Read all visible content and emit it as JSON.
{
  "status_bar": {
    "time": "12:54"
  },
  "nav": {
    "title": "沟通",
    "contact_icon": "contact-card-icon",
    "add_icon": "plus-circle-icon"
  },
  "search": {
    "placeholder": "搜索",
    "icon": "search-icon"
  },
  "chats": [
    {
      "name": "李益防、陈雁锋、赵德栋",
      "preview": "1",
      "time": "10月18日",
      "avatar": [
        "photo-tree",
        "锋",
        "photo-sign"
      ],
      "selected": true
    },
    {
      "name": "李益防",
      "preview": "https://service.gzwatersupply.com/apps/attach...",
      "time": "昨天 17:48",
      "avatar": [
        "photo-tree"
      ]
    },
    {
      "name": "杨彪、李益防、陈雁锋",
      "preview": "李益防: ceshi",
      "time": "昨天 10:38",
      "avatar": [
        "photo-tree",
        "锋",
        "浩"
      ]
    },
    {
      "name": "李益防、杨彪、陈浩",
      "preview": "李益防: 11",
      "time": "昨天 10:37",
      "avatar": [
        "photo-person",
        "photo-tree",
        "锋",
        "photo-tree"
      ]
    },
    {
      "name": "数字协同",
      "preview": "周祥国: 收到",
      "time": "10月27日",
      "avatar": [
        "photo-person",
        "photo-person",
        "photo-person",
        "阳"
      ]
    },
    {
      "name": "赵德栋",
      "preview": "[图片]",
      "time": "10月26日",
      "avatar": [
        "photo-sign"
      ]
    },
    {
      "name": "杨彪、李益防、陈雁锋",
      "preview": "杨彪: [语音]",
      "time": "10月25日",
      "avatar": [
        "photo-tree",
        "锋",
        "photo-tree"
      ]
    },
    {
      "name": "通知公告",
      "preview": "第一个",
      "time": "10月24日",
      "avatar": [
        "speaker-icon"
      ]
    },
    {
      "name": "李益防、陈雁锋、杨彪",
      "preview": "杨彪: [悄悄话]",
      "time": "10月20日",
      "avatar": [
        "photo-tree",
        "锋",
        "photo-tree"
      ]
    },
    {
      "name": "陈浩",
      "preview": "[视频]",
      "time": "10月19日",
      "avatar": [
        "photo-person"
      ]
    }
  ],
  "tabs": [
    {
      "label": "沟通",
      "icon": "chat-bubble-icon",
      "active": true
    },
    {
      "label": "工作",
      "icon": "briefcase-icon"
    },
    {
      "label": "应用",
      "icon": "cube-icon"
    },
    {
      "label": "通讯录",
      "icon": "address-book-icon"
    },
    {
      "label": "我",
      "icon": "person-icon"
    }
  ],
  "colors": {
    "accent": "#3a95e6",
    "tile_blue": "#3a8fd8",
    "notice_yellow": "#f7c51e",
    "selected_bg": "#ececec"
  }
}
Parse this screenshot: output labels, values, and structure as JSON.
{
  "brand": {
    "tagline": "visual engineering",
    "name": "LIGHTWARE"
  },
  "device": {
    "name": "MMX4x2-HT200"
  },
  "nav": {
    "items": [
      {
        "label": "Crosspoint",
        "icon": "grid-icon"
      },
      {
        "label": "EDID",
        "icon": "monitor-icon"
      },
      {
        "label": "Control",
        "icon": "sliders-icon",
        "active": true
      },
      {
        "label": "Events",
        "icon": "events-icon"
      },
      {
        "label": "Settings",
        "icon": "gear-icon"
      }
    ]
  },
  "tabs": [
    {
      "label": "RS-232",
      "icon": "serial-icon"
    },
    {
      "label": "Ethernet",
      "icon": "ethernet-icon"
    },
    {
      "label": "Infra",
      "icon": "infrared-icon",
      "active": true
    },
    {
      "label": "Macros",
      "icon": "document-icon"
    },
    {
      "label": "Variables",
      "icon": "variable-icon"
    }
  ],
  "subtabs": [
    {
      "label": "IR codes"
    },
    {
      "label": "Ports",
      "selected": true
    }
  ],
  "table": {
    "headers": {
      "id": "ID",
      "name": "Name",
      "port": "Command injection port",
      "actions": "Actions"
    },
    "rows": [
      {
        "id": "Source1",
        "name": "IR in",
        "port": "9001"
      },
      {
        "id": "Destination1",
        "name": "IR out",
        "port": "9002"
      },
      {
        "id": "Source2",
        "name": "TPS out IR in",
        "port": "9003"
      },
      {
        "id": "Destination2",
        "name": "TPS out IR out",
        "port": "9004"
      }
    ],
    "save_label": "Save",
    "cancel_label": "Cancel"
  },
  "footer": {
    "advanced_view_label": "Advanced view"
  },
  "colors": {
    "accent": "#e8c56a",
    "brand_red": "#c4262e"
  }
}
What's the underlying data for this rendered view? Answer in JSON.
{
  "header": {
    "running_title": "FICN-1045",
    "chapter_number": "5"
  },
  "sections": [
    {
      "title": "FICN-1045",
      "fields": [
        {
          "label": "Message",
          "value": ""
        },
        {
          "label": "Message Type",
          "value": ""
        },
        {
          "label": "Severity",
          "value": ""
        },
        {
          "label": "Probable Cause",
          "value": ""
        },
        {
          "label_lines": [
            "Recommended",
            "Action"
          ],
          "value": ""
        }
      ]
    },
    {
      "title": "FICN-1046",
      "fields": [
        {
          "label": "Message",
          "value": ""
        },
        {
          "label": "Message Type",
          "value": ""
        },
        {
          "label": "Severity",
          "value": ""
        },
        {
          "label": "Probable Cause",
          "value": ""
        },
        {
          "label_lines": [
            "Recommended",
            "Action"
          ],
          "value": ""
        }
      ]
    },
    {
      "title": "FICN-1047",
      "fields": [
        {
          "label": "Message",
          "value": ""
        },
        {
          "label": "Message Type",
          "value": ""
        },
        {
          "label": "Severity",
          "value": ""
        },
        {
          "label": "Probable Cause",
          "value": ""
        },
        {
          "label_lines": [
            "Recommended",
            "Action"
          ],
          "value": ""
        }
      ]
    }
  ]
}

═══

Directive:
From the records above, please extract every line and repeat it exactly.

Solution:
Read all visible content and emit it as JSON.
{
  "status_bar": {
    "time": "12:54"
  },
  "nav": {
    "title": "沟通",
    "contact_icon": "contact-card-icon",
    "add_icon": "plus-circle-icon"
  },
  "search": {
    "placeholder": "搜索",
    "icon": "search-icon"
  },
  "chats": [
    {
      "name": "李益防、陈雁锋、赵德栋",
      "preview": "1",
      "time": "10月18日",
      "avatar": [
        "photo-tree",
        "锋",
        "photo-sign"
      ],
      "selected": true
    },
    {
      "name": "李益防",
      "preview": "https://service.gzwatersupply.com/apps/attach...",
      "time": "昨天 17:48",
      "avatar": [
        "photo-tree"
      ]
    },
    {
      "name": "杨彪、李益防、陈雁锋",
      "preview": "李益防: ceshi",
      "time": "昨天 10:38",
      "avatar": [
        "photo-tree",
        "锋",
        "浩"
      ]
    },
    {
      "name": "李益防、杨彪、陈浩",
      "preview": "李益防: 11",
      "time": "昨天 10:37",
      "avatar": [
        "photo-person",
        "photo-tree",
        "锋",
        "photo-tree"
      ]
    },
    {
      "name": "数字协同",
      "preview": "周祥国: 收到",
      "time": "10月27日",
      "avatar": [
        "photo-person",
        "photo-person",
        "photo-person",
        "阳"
      ]
    },
    {
      "name": "赵德栋",
      "preview": "[图片]",
      "time": "10月26日",
      "avatar": [
        "photo-sign"
      ]
    },
    {
      "name": "杨彪、李益防、陈雁锋",
      "preview": "杨彪: [语音]",
      "time": "10月25日",
      "avatar": [
        "photo-tree",
        "锋",
        "photo-tree"
      ]
    },
    {
      "name": "通知公告",
      "preview": "第一个",
      "time": "10月24日",
      "avatar": [
        "speaker-icon"
      ]
    },
    {
      "name": "李益防、陈雁锋、杨彪",
      "preview": "杨彪: [悄悄话]",
      "time": "10月20日",
      "avatar": [
        "photo-tree",
        "锋",
        "photo-tree"
      ]
    },
    {
      "name": "陈浩",
      "preview": "[视频]",
      "time": "10月19日",
      "avatar": [
        "photo-person"
      ]
    }
  ],
  "tabs": [
    {
      "label": "沟通",
      "icon": "chat-bubble-icon",
      "active": true
    },
    {
      "label": "工作",
      "icon": "briefcase-icon"
    },
    {
      "label": "应用",
      "icon": "cube-icon"
    },
    {
      "label": "通讯录",
      "icon": "address-book-icon"
    },
    {
      "label": "我",
      "icon": "person-icon"
    }
  ],
  "colors": {
    "accent": "#3a95e6",
    "tile_blue": "#3a8fd8",
    "notice_yellow": "#f7c51e",
    "selected_bg": "#ececec"
  }
}
Parse this screenshot: output labels, values, and structure as JSON.
{
  "brand": {
    "tagline": "visual engineering",
    "name": "LIGHTWARE"
  },
  "device": {
    "name": "MMX4x2-HT200"
  },
  "nav": {
    "items": [
      {
        "label": "Crosspoint",
        "icon": "grid-icon"
      },
      {
        "label": "EDID",
        "icon": "monitor-icon"
      },
      {
        "label": "Control",
        "icon": "sliders-icon",
        "active": true
      },
      {
        "label": "Events",
        "icon": "events-icon"
      },
      {
        "label": "Settings",
        "icon": "gear-icon"
      }
    ]
  },
  "tabs": [
    {
      "label": "RS-232",
      "icon": "serial-icon"
    },
    {
      "label": "Ethernet",
      "icon": "ethernet-icon"
    },
    {
      "label": "Infra",
      "icon": "infrared-icon",
      "active": true
    },
    {
      "label": "Macros",
      "icon": "document-icon"
    },
    {
      "label": "Variables",
      "icon": "variable-icon"
    }
  ],
  "subtabs": [
    {
      "label": "IR codes"
    },
    {
      "label": "Ports",
      "selected": true
    }
  ],
  "table": {
    "headers": {
      "id": "ID",
      "name": "Name",
      "port": "Command injection port",
      "actions": "Actions"
    },
    "rows": [
      {
        "id": "Source1",
        "name": "IR in",
        "port": "9001"
      },
      {
        "id": "Destination1",
        "name": "IR out",
        "port": "9002"
      },
      {
        "id": "Source2",
        "name": "TPS out IR in",
        "port": "9003"
      },
      {
        "id": "Destination2",
        "name": "TPS out IR out",
        "port": "9004"
      }
    ],
    "save_label": "Save",
    "cancel_label": "Cancel"
  },
  "footer": {
    "advanced_view_label": "Advanced view"
  },
  "colors": {
    "accent": "#e8c56a",
    "brand_red": "#c4262e"
  }
}
What's the underlying data for this rendered view? Answer in JSON.
{
  "header": {
    "running_title": "FICN-1045",
    "chapter_number": "5"
  },
  "sections": [
    {
      "title": "FICN-1045",
      "fields": [
        {
          "label": "Message",
          "value": ""
        },
        {
          "label": "Message Type",
          "value": ""
        },
        {
          "label": "Severity",
          "value": ""
        },
        {
          "label": "Probable Cause",
          "value": ""
        },
        {
          "label_lines": [
            "Recommended",
            "Action"
          ],
          "value": ""
        }
      ]
    },
    {
      "title": "FICN-1046",
      "fields": [
        {
          "label": "Message",
          "value": ""
        },
        {
          "label": "Message Type",
          "value": ""
        },
        {
          "label": "Severity",
          "value": ""
        },
        {
          "label": "Probable Cause",
          "value": ""
        },
        {
          "label_lines": [
            "Recommended",
            "Action"
          ],
          "value": ""
        }
      ]
    },
    {
      "title": "FICN-1047",
      "fields": [
        {
          "label": "Message",
          "value": ""
        },
        {
          "label": "Message Type",
          "value": ""
        },
        {
          "label": "Severity",
          "value": ""
        },
        {
          "label": "Probable Cause",
          "value": ""
        },
        {
          "label_lines": [
            "Recommended",
            "Action"
          ],
          "value": ""
        }
      ]
    }
  ]
}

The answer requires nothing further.